MATERIALS PROVIDED:
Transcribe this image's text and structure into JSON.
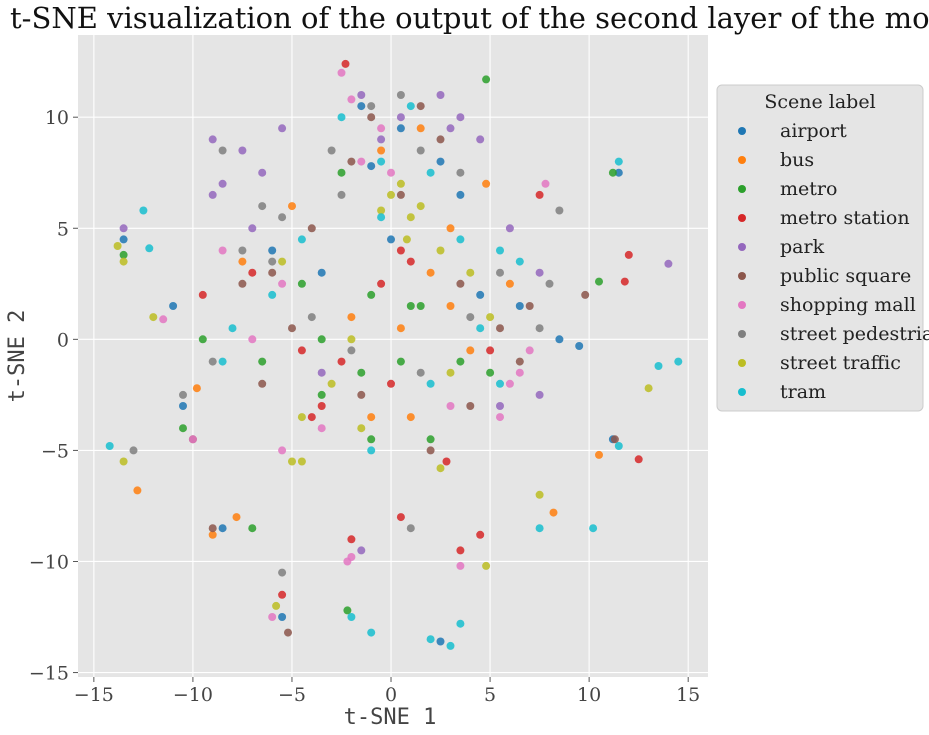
{
  "chart_data": {
    "type": "scatter",
    "title": "t-SNE visualization of the output of the second layer of the model",
    "xlabel": "t-SNE 1",
    "ylabel": "t-SNE 2",
    "xlim": [
      -15.8,
      16
    ],
    "ylim": [
      -15.2,
      13.7
    ],
    "xticks": [
      -15,
      -10,
      -5,
      0,
      5,
      10,
      15
    ],
    "yticks": [
      -15,
      -10,
      -5,
      0,
      5,
      10
    ],
    "xtick_labels": [
      "−15",
      "−10",
      "−5",
      "0",
      "5",
      "10",
      "15"
    ],
    "ytick_labels": [
      "−15",
      "−10",
      "−5",
      "0",
      "5",
      "10"
    ],
    "grid": true,
    "background": "#e5e5e5",
    "legend": {
      "title": "Scene label",
      "placement": "outside-right"
    },
    "series": [
      {
        "name": "airport",
        "color": "#1f77b4",
        "points": [
          [
            -1.5,
            10.5
          ],
          [
            0.5,
            9.5
          ],
          [
            2.5,
            8.0
          ],
          [
            -1.0,
            7.8
          ],
          [
            3.5,
            6.5
          ],
          [
            0.0,
            4.5
          ],
          [
            -6.0,
            4.0
          ],
          [
            -3.5,
            3.0
          ],
          [
            4.5,
            2.0
          ],
          [
            6.5,
            1.5
          ],
          [
            8.5,
            0.0
          ],
          [
            9.5,
            -0.3
          ],
          [
            11.2,
            -4.5
          ],
          [
            11.5,
            7.5
          ],
          [
            -13.5,
            4.5
          ],
          [
            -11.0,
            1.5
          ],
          [
            -10.5,
            -3.0
          ],
          [
            -5.5,
            -12.5
          ],
          [
            -8.5,
            -8.5
          ],
          [
            2.5,
            -13.6
          ]
        ]
      },
      {
        "name": "bus",
        "color": "#ff7f0e",
        "points": [
          [
            -0.5,
            8.5
          ],
          [
            1.5,
            9.5
          ],
          [
            3.0,
            5.0
          ],
          [
            4.8,
            7.0
          ],
          [
            2.0,
            3.0
          ],
          [
            -2.0,
            1.0
          ],
          [
            0.5,
            0.5
          ],
          [
            4.0,
            -0.5
          ],
          [
            3.0,
            1.5
          ],
          [
            -7.5,
            3.5
          ],
          [
            -5.0,
            6.0
          ],
          [
            6.0,
            2.5
          ],
          [
            -1.0,
            -3.5
          ],
          [
            1.0,
            -3.5
          ],
          [
            -12.8,
            -6.8
          ],
          [
            -9.8,
            -2.2
          ],
          [
            10.5,
            -5.2
          ],
          [
            -7.8,
            -8.0
          ],
          [
            8.2,
            -7.8
          ],
          [
            -9.0,
            -8.8
          ]
        ]
      },
      {
        "name": "metro",
        "color": "#2ca02c",
        "points": [
          [
            4.8,
            11.7
          ],
          [
            -2.5,
            7.5
          ],
          [
            1.5,
            1.5
          ],
          [
            -1.0,
            2.0
          ],
          [
            -3.5,
            0.0
          ],
          [
            0.5,
            -1.0
          ],
          [
            -1.5,
            -1.5
          ],
          [
            3.5,
            -1.0
          ],
          [
            -4.5,
            2.5
          ],
          [
            -6.5,
            -1.0
          ],
          [
            -3.5,
            -2.5
          ],
          [
            1.0,
            1.5
          ],
          [
            -2.2,
            -12.2
          ],
          [
            -1.0,
            -4.5
          ],
          [
            -7.0,
            -8.5
          ],
          [
            5.0,
            -1.5
          ],
          [
            2.0,
            -4.5
          ],
          [
            -9.5,
            0.0
          ],
          [
            10.5,
            2.6
          ],
          [
            11.2,
            7.5
          ],
          [
            -13.5,
            3.8
          ],
          [
            -10.5,
            -4.0
          ]
        ]
      },
      {
        "name": "metro station",
        "color": "#d62728",
        "points": [
          [
            -2.3,
            12.4
          ],
          [
            0.5,
            4.0
          ],
          [
            -0.5,
            2.5
          ],
          [
            1.0,
            3.5
          ],
          [
            5.0,
            -0.5
          ],
          [
            -7.0,
            3.0
          ],
          [
            -2.5,
            -1.0
          ],
          [
            0.0,
            -2.0
          ],
          [
            -4.5,
            -0.5
          ],
          [
            -3.5,
            -3.0
          ],
          [
            2.8,
            -5.5
          ],
          [
            4.5,
            -8.8
          ],
          [
            -2.0,
            -9.0
          ],
          [
            0.5,
            -8.0
          ],
          [
            -5.5,
            -11.5
          ],
          [
            12.0,
            3.8
          ],
          [
            11.8,
            2.6
          ],
          [
            12.5,
            -5.4
          ],
          [
            7.5,
            6.5
          ],
          [
            -9.5,
            2.0
          ],
          [
            -4.0,
            -3.5
          ],
          [
            3.5,
            -9.5
          ]
        ]
      },
      {
        "name": "park",
        "color": "#9467bd",
        "points": [
          [
            -9.0,
            9.0
          ],
          [
            -7.5,
            8.5
          ],
          [
            -8.5,
            7.0
          ],
          [
            -6.5,
            7.5
          ],
          [
            -5.5,
            9.5
          ],
          [
            -1.5,
            11.0
          ],
          [
            0.5,
            10.0
          ],
          [
            2.5,
            11.0
          ],
          [
            3.5,
            10.0
          ],
          [
            4.5,
            9.0
          ],
          [
            3.0,
            9.5
          ],
          [
            -0.5,
            9.0
          ],
          [
            6.0,
            5.0
          ],
          [
            7.5,
            3.0
          ],
          [
            -9.0,
            6.5
          ],
          [
            -7.0,
            5.0
          ],
          [
            7.5,
            -2.5
          ],
          [
            5.5,
            -3.0
          ],
          [
            14.0,
            3.4
          ],
          [
            -3.5,
            -1.5
          ],
          [
            -1.5,
            -9.5
          ],
          [
            -13.5,
            5.0
          ]
        ]
      },
      {
        "name": "public square",
        "color": "#8c564b",
        "points": [
          [
            -1.0,
            10.0
          ],
          [
            1.5,
            10.5
          ],
          [
            2.5,
            9.0
          ],
          [
            -2.0,
            8.0
          ],
          [
            0.5,
            6.5
          ],
          [
            -6.0,
            3.0
          ],
          [
            -4.0,
            5.0
          ],
          [
            -7.5,
            2.5
          ],
          [
            3.5,
            2.5
          ],
          [
            5.5,
            0.5
          ],
          [
            7.0,
            1.5
          ],
          [
            -5.0,
            0.5
          ],
          [
            6.5,
            -1.0
          ],
          [
            -1.5,
            -2.5
          ],
          [
            4.0,
            -3.0
          ],
          [
            -10.0,
            -4.5
          ],
          [
            -9.0,
            -8.5
          ],
          [
            -5.2,
            -13.2
          ],
          [
            2.0,
            -5.0
          ],
          [
            -6.5,
            -2.0
          ],
          [
            11.3,
            -4.5
          ],
          [
            9.8,
            2.0
          ]
        ]
      },
      {
        "name": "shopping mall",
        "color": "#e377c2",
        "points": [
          [
            -2.5,
            12.0
          ],
          [
            -2.0,
            10.8
          ],
          [
            -1.5,
            8.0
          ],
          [
            0.0,
            7.5
          ],
          [
            -0.5,
            9.5
          ],
          [
            -5.5,
            2.5
          ],
          [
            -7.0,
            0.0
          ],
          [
            -8.5,
            4.0
          ],
          [
            6.5,
            -1.5
          ],
          [
            6.0,
            -2.0
          ],
          [
            7.0,
            -0.5
          ],
          [
            -6.0,
            -12.5
          ],
          [
            -2.2,
            -10.0
          ],
          [
            -2.0,
            -9.8
          ],
          [
            3.5,
            -10.2
          ],
          [
            -10.0,
            -4.5
          ],
          [
            7.8,
            7.0
          ],
          [
            5.5,
            -3.5
          ],
          [
            3.0,
            -3.0
          ],
          [
            -3.5,
            -4.0
          ],
          [
            -11.5,
            0.9
          ],
          [
            -5.5,
            -5.0
          ]
        ]
      },
      {
        "name": "street pedestrian",
        "color": "#7f7f7f",
        "points": [
          [
            -1.0,
            10.5
          ],
          [
            0.5,
            11.0
          ],
          [
            1.5,
            8.5
          ],
          [
            3.5,
            7.5
          ],
          [
            -3.0,
            8.5
          ],
          [
            -2.5,
            6.5
          ],
          [
            -6.5,
            6.0
          ],
          [
            -7.5,
            4.0
          ],
          [
            -5.5,
            5.5
          ],
          [
            -8.5,
            8.5
          ],
          [
            -6.0,
            3.5
          ],
          [
            4.0,
            1.0
          ],
          [
            5.5,
            3.0
          ],
          [
            7.5,
            0.5
          ],
          [
            8.0,
            2.5
          ],
          [
            -4.0,
            1.0
          ],
          [
            -2.0,
            -0.5
          ],
          [
            1.5,
            -1.5
          ],
          [
            -10.5,
            -2.5
          ],
          [
            -9.0,
            -1.0
          ],
          [
            -5.5,
            -10.5
          ],
          [
            1.0,
            -8.5
          ],
          [
            8.5,
            5.8
          ],
          [
            -13.0,
            -5.0
          ]
        ]
      },
      {
        "name": "street traffic",
        "color": "#bcbd22",
        "points": [
          [
            0.0,
            6.5
          ],
          [
            1.0,
            5.5
          ],
          [
            0.5,
            7.0
          ],
          [
            -0.5,
            5.8
          ],
          [
            1.5,
            6.0
          ],
          [
            0.8,
            4.5
          ],
          [
            2.5,
            4.0
          ],
          [
            4.0,
            3.0
          ],
          [
            3.0,
            -1.5
          ],
          [
            5.0,
            1.0
          ],
          [
            -2.0,
            0.0
          ],
          [
            -3.0,
            -2.0
          ],
          [
            -4.5,
            -3.5
          ],
          [
            -5.0,
            -5.5
          ],
          [
            -13.5,
            3.5
          ],
          [
            -13.8,
            4.2
          ],
          [
            -12.0,
            1.0
          ],
          [
            7.5,
            -7.0
          ],
          [
            4.8,
            -10.2
          ],
          [
            2.5,
            -5.8
          ],
          [
            -13.5,
            -5.5
          ],
          [
            -5.8,
            -12.0
          ],
          [
            13.0,
            -2.2
          ],
          [
            -4.5,
            -5.5
          ],
          [
            -5.5,
            3.5
          ],
          [
            -1.5,
            -4.0
          ]
        ]
      },
      {
        "name": "tram",
        "color": "#17becf",
        "points": [
          [
            -2.5,
            10.0
          ],
          [
            1.0,
            10.5
          ],
          [
            -0.5,
            8.0
          ],
          [
            2.0,
            7.5
          ],
          [
            -0.5,
            5.5
          ],
          [
            3.5,
            4.5
          ],
          [
            5.5,
            4.0
          ],
          [
            6.5,
            3.5
          ],
          [
            4.5,
            0.5
          ],
          [
            5.5,
            -2.0
          ],
          [
            -4.5,
            4.5
          ],
          [
            -6.0,
            2.0
          ],
          [
            -8.0,
            0.5
          ],
          [
            -12.5,
            5.8
          ],
          [
            -12.2,
            4.1
          ],
          [
            -2.0,
            -12.5
          ],
          [
            -1.0,
            -13.2
          ],
          [
            2.0,
            -13.5
          ],
          [
            3.0,
            -13.8
          ],
          [
            3.5,
            -12.8
          ],
          [
            7.5,
            -8.5
          ],
          [
            10.2,
            -8.5
          ],
          [
            11.5,
            8.0
          ],
          [
            13.5,
            -1.2
          ],
          [
            14.5,
            -1.0
          ],
          [
            -14.2,
            -4.8
          ],
          [
            -1.0,
            -5.0
          ],
          [
            11.5,
            -4.8
          ],
          [
            -8.5,
            -1.0
          ],
          [
            2.0,
            -2.0
          ]
        ]
      }
    ]
  }
}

PROMPT: Using the listing above, gather each line that holds the string "street" and copy it.

TASK RESPONSE:
        "name": "street pedestrian",
        "name": "street traffic",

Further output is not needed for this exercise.